======== TRECHO SELECIONADO

19:50
Dominus Vobiscum.
746
58. SERMÃO - OITAVO SERMÃO SOBRE A PAIXÃO DO SENHOR (São Leão Magno) 1. Recordação do sermão anterior. Prisão de Jesus Caríssimos, em nosso último sermão percorremos os acontecimentos que precederam …Mais
58. SERMÃO - OITAVO SERMÃO SOBRE A PAIXÃO DO SENHOR (São Leão Magno)

1. Recordação do sermão anterior. Prisão de Jesus
Caríssimos, em nosso último sermão percorremos os acontecimentos que precederam a prisão do Senhor; resta-nos agora, com a ajuda da graça de Deus, expor-vos, segundo nossa promessa, o desenrolar da paixão. Ora, o Senhor tinha manifestado, nos termos de sua oração sagrada, que a natureza humana e a natureza divina existiam nele de modo veríssimo e pleníssimo, mostrando de onde lhe vinha o desejo de não sofrer e de onde o de sofrer. Mas, uma vez expulso o tremor próprio da fraqueza e confirmada a grandeza de alma, própria do poder, ele retomou a decisão do plano eterno; ao furor do diabo, que se exercia por meio dos judeus, ele opôs sua condição de servo totalmente isento de pecado; assim a causa de todos seria defendida pelo único no qual se encontrava, sem a falta, a natureza de todos. Os filhos das trevas se precipitaram, pois, sobre a verdadeira luz e, usando tochas e lanternas, não escaparam da noite de sua infidelidade, porque não discerniram o autor da luz.
Apoderaram-se daquele que estava preparado para deixar-se prender e levaram aquele que queria ser levado; se ele quisesse resistir, certamente as mãos ímpias não poderiam fazer-lhe nenhum mal, mas a redenção do mundo seria retardada; preservando-se, ele, que devia morrer pela salvação de todos, não teria salvo ninguém.

================
======== DADOS FORNECIDOS

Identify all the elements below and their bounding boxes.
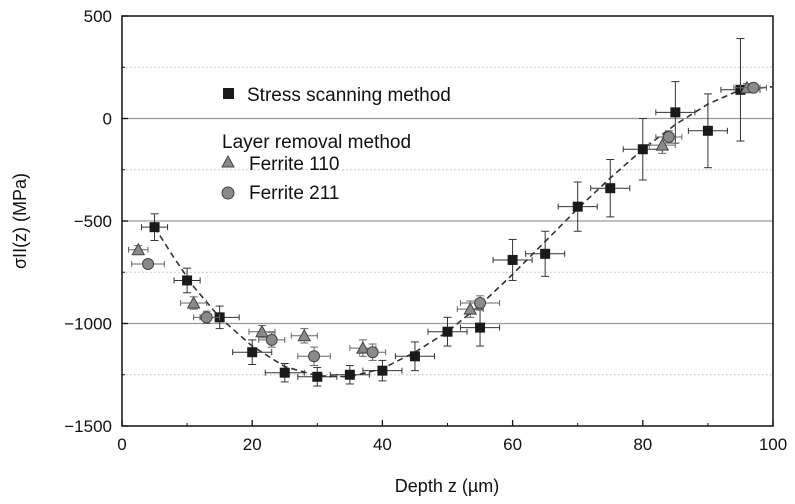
data-point-stress-scanning-method bbox=[461, 309, 500, 346]
square-marker bbox=[150, 222, 160, 232]
data-point-stress-scanning-method bbox=[656, 82, 695, 144]
fit-curve-line bbox=[155, 87, 773, 377]
square-marker bbox=[377, 366, 387, 376]
data-point-stress-scanning-method bbox=[395, 342, 434, 371]
data-point-stress-scanning-method bbox=[493, 239, 532, 280]
square-marker bbox=[703, 126, 713, 136]
y-tick-label: −1500 bbox=[64, 417, 112, 436]
circle-marker bbox=[663, 131, 674, 142]
circle-marker bbox=[748, 82, 759, 93]
data-point-stress-scanning-method bbox=[233, 340, 272, 365]
fit-curve bbox=[155, 87, 773, 377]
square-marker bbox=[508, 255, 518, 265]
data-point-ferrite-211 bbox=[461, 296, 500, 310]
x-tick-label: 60 bbox=[503, 435, 522, 454]
legend-square-marker bbox=[223, 88, 234, 99]
data-point-stress-scanning-method bbox=[265, 363, 304, 381]
data-point-stress-scanning-method bbox=[298, 368, 337, 386]
circle-marker bbox=[143, 259, 154, 270]
data-point-ferrite-110 bbox=[129, 244, 149, 255]
x-tick-label: 100 bbox=[759, 435, 787, 454]
circle-marker bbox=[266, 334, 277, 345]
data-point-stress-scanning-method bbox=[558, 182, 597, 231]
legend: Stress scanning method Layer removal met… bbox=[222, 85, 451, 204]
data-point-stress-scanning-method bbox=[526, 231, 565, 276]
axis-ticks: 0 20 40 60 80 100 −1500 −1000 −500 0 500 bbox=[64, 7, 787, 454]
y-axis-label: σII(z) (MPa) bbox=[10, 173, 30, 269]
square-marker bbox=[605, 183, 615, 193]
legend-circle-marker bbox=[222, 187, 234, 199]
x-tick-label: 80 bbox=[633, 435, 652, 454]
x-tick-label: 0 bbox=[117, 435, 126, 454]
x-tick-label: 20 bbox=[243, 435, 262, 454]
x-axis-label: Depth z (µm) bbox=[395, 476, 499, 496]
data-point-ferrite-110 bbox=[181, 297, 207, 309]
data-point-stress-scanning-method bbox=[330, 366, 369, 384]
legend-item-stress-scanning: Stress scanning method bbox=[247, 85, 451, 106]
data-point-stress-scanning-method bbox=[428, 317, 467, 346]
square-marker bbox=[443, 327, 453, 337]
y-tick-label: −1000 bbox=[64, 315, 112, 334]
data-point-stress-scanning-method bbox=[591, 160, 630, 217]
y-tick-label: 0 bbox=[103, 110, 112, 129]
legend-group-title: Layer removal method bbox=[222, 132, 411, 153]
data-point-ferrite-110 bbox=[291, 329, 317, 343]
y-tick-label: −500 bbox=[74, 212, 112, 231]
circle-marker bbox=[309, 351, 320, 362]
data-point-ferrite-211 bbox=[298, 347, 331, 365]
square-marker bbox=[540, 249, 550, 259]
x-tick-label: 40 bbox=[373, 435, 392, 454]
data-point-stress-scanning-method bbox=[688, 94, 727, 168]
square-marker bbox=[280, 368, 290, 378]
circle-marker bbox=[475, 298, 486, 309]
square-marker bbox=[182, 275, 192, 285]
square-marker bbox=[247, 347, 257, 357]
square-marker bbox=[345, 370, 355, 380]
square-marker bbox=[475, 323, 485, 333]
data-point-ferrite-211 bbox=[656, 131, 682, 143]
square-marker bbox=[573, 202, 583, 212]
legend-item-ferrite-110: Ferrite 110 bbox=[249, 154, 339, 175]
legend-triangle-marker bbox=[222, 156, 234, 167]
square-marker bbox=[410, 351, 420, 361]
data-point-ferrite-211 bbox=[132, 259, 165, 270]
circle-marker bbox=[367, 347, 378, 358]
square-marker bbox=[312, 372, 322, 382]
square-marker bbox=[670, 107, 680, 117]
legend-item-ferrite-211: Ferrite 211 bbox=[249, 183, 339, 204]
data-point-stress-scanning-method bbox=[363, 360, 402, 381]
square-marker bbox=[638, 144, 648, 154]
circle-marker bbox=[201, 312, 212, 323]
y-tick-label: 500 bbox=[84, 7, 112, 26]
data-point-stress-scanning-method bbox=[142, 214, 168, 241]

================

TRABALHO A FAZER:
Você pode levar adiante o sermão sobre a Paixão do Senhor, começando logo após a última frase apresentada? Os registros são um material à parte, independente do sermão.

RESULTADO DO EXERCÍCIO:
2. Jesus diante de Pilatos; covardia deste
Consentindo, pois, que o fizessem sofrer tudo o que o furor popular, excitado pelos sacerdotes, ousava, ele é conduzido a Anás, sogro de Caifás, e em seguida novamente a Caifás, reenviado por Anás; depois das calúnias insensatas ditas contra ele, depois das invenções de testemunhas subornadas, ele é levado ao tribunal de Pilatos por uma delegação de sacerdotes. Estes, não se importando com o direito divino, gritam que não têm outro rei senão César, como se, devotados às leis romanas, tivessem reservado todo julgamento ao poder do procurador; na realidade, eles queriam um executor de sua violência, não um árbitro da causa. Com efeito, apresentaram Jesus atado com duras amarras, golpeado por bofetadas, coberto de escarros, condenado antecipadamente pelos gritos; diante de tantos pré-julgamentos, pensavam eles, Pilatos não ousaria absolver aquele cuja morte todos queriam.
A instrução do caso mostra que ele não encontrou culpa no acusado e que não teve firmeza em seu julgamento, porque, nessa audiência o juiz condena aquele que declara inocente e entrega ao povo iníquo o sangue do justo, sangue do qual compreendeu por sua própria reflexão e soube pelo sonho de sua mulher que devia abster-se. A ablução das mãos não lava a sujeira de sua alma; não é fazendo escorrer água sobre seus dedos que ele expia o ato cometido com a cumplicidade de seu coração ímpio. É verdade que a falta de Pilatos é ultrapassada pelo crime dos judeus, os quais, aterrorizando-o com o nome de César e ensurdecendo-o com seus gritos raivosos, impeliram-no a cometer seu crime. Não obstante, ele também não escapa à culpa, porque cooperou com a sedição, renunciando ao seu próprio julgamento e assentindo no crime dos outros.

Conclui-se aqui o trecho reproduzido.